● OBJECTIVE:
Take every line where the string "into" appears and copy it.

● RECORDS TO USE:
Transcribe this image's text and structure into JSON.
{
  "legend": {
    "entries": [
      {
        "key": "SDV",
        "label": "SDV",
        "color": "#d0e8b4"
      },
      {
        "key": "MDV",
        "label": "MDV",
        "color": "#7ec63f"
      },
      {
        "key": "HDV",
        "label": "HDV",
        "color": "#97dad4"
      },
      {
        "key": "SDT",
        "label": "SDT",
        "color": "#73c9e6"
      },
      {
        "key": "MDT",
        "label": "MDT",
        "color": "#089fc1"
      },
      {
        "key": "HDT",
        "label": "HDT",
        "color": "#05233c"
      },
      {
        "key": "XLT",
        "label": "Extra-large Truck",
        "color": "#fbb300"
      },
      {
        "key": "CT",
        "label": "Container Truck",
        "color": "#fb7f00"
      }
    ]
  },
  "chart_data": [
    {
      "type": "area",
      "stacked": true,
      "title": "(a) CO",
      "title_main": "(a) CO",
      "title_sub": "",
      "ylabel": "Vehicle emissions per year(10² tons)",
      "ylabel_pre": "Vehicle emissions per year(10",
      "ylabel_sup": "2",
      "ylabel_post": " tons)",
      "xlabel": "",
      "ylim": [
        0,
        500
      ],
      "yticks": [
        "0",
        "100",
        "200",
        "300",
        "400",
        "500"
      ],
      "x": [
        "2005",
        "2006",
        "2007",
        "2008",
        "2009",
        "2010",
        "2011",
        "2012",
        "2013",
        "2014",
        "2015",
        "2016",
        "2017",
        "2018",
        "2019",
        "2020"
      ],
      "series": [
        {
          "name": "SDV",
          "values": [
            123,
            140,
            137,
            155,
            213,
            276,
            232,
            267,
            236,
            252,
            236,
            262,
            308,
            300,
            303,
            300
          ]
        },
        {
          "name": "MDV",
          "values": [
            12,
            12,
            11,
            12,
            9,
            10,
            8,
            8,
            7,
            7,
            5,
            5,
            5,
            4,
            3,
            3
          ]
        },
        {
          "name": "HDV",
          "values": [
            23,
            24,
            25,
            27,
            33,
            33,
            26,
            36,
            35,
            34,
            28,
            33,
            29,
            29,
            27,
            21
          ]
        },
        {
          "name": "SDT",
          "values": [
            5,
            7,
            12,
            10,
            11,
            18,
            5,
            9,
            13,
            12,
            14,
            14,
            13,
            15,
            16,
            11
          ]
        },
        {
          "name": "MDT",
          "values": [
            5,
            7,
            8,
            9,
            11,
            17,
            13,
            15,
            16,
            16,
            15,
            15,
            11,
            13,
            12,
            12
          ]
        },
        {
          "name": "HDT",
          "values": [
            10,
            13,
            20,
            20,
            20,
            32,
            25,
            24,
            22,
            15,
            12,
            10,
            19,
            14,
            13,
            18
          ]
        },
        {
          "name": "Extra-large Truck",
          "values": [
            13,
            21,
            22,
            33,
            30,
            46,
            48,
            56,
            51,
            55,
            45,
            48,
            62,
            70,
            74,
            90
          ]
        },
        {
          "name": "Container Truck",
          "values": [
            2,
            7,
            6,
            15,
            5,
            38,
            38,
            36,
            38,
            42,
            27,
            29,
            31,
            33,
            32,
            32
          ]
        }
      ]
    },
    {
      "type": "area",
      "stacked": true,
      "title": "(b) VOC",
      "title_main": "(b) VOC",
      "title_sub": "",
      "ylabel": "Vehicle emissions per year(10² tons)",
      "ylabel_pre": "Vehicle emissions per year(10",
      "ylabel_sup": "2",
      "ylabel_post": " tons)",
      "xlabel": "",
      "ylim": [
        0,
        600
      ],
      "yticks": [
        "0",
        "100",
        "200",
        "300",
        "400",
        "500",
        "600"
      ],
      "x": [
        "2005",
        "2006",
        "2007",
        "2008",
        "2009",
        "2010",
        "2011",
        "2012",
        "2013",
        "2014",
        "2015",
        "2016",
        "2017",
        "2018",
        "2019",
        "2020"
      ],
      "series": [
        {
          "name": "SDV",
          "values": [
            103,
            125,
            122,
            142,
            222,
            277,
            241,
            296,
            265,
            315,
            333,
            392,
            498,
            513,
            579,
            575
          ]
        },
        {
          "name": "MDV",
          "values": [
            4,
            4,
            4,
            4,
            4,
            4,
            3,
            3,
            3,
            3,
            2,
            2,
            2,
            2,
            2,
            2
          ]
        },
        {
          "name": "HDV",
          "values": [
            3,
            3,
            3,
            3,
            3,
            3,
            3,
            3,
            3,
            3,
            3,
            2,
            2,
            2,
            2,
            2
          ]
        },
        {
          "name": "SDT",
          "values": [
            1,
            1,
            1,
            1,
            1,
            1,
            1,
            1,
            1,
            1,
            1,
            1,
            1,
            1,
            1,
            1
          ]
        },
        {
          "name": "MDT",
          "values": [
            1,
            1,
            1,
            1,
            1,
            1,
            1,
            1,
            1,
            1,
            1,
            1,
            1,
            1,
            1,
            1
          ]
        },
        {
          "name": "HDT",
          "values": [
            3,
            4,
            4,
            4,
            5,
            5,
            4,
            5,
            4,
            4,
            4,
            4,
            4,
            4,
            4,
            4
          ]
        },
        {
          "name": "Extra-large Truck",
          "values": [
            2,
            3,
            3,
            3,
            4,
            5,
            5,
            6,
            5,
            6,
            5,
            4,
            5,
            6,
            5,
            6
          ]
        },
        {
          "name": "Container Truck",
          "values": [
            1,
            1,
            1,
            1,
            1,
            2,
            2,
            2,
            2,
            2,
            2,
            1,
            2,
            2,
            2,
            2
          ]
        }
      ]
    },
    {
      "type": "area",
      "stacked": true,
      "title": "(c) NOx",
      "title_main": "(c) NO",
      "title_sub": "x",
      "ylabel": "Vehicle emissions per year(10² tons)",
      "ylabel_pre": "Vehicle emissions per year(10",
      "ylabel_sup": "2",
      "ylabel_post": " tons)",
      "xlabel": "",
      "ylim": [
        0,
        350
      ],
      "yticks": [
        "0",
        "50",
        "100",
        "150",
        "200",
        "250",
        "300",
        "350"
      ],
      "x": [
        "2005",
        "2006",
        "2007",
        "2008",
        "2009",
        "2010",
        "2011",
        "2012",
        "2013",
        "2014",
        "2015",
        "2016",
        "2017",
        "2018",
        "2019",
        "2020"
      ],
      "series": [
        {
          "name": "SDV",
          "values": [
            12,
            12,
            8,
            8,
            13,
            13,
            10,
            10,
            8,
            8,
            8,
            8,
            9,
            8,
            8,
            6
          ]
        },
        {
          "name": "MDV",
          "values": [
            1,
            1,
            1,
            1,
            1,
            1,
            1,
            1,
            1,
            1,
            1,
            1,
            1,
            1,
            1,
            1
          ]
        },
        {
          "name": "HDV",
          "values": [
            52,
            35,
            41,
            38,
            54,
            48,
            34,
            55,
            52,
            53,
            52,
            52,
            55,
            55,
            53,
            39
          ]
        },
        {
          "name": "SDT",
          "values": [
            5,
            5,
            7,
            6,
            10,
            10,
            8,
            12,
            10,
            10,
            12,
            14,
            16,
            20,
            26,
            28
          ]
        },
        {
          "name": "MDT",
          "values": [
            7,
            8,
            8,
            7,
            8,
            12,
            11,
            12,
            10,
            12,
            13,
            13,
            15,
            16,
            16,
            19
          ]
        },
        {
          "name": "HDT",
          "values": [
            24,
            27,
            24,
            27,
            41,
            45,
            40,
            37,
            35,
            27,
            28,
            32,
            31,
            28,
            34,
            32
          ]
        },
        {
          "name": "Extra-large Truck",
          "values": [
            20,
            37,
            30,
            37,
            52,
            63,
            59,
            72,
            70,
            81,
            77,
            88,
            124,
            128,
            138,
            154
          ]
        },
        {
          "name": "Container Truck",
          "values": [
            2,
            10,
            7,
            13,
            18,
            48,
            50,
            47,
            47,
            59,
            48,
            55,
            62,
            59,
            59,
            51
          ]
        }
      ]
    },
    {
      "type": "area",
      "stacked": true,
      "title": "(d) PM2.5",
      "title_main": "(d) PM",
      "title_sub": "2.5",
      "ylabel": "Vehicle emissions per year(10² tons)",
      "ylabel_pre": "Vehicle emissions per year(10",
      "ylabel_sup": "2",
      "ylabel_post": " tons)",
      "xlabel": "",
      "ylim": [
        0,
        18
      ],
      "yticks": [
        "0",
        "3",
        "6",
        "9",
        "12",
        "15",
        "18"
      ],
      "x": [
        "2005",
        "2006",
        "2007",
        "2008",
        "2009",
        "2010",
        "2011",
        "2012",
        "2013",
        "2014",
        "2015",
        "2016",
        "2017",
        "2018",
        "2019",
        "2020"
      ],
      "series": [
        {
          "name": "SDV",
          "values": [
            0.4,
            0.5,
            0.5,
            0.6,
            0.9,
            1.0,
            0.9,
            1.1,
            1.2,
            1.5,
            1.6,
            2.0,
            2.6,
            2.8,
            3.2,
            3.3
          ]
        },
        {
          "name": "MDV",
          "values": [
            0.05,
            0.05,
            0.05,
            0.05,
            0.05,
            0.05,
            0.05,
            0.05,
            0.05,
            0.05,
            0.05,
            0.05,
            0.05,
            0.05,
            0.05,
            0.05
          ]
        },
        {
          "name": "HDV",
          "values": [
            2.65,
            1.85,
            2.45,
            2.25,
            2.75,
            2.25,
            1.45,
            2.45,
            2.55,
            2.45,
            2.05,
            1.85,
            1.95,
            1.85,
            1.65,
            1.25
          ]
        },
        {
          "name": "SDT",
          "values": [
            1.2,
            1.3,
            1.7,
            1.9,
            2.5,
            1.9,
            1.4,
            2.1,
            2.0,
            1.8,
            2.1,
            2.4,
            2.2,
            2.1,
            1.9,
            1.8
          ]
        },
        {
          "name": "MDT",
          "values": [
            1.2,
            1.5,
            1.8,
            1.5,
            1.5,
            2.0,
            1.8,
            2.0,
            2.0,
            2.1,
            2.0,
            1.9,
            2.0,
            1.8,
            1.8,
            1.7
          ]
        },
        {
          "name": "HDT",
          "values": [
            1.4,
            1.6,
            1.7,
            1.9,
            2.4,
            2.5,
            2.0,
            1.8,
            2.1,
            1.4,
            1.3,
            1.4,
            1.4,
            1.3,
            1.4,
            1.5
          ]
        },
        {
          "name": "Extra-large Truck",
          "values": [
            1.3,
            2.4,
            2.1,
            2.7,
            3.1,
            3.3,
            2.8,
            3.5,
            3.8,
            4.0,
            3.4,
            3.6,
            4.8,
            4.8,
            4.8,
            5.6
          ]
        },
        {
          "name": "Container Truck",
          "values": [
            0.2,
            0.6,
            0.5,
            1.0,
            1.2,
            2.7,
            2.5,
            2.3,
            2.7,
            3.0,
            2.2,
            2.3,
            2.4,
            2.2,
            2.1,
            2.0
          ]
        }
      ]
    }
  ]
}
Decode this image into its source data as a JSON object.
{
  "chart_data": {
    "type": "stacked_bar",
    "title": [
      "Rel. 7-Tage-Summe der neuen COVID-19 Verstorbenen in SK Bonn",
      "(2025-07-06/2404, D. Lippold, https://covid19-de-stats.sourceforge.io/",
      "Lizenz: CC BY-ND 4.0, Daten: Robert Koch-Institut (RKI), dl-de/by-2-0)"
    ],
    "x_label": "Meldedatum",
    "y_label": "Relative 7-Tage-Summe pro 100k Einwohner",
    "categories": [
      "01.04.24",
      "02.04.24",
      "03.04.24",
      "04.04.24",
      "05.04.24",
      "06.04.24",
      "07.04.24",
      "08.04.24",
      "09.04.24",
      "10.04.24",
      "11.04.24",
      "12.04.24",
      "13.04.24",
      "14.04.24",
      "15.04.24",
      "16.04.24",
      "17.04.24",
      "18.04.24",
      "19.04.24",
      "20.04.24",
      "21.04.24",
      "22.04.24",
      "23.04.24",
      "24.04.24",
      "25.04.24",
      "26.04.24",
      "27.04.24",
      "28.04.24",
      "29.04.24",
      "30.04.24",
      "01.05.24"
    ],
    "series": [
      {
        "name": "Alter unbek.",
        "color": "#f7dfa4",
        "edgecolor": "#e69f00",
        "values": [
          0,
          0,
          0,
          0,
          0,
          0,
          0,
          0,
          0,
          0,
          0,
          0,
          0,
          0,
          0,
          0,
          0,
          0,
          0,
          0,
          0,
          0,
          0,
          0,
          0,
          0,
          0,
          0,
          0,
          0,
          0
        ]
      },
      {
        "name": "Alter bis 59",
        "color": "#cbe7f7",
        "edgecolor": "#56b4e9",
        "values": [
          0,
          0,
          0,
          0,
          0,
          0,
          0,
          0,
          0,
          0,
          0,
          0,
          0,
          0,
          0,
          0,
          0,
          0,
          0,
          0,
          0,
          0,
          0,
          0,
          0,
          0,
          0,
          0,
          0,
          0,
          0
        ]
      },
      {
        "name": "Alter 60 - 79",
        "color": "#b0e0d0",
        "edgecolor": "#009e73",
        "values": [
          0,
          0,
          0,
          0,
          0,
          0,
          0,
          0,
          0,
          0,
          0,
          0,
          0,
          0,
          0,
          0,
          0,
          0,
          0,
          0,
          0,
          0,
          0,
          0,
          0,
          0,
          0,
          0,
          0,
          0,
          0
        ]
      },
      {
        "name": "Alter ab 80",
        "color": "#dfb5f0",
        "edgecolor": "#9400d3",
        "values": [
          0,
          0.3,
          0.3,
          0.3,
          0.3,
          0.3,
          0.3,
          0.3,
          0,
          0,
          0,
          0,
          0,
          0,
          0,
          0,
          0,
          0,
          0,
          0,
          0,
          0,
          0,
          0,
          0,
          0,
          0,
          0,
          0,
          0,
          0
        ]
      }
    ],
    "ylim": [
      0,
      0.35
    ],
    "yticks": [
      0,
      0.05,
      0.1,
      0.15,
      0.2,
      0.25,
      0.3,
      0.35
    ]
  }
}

● SOLUTION TO THE PROBLEM:
Transcribe this image's text and structure into JSON.
Decode this image into its source data as a JSON object.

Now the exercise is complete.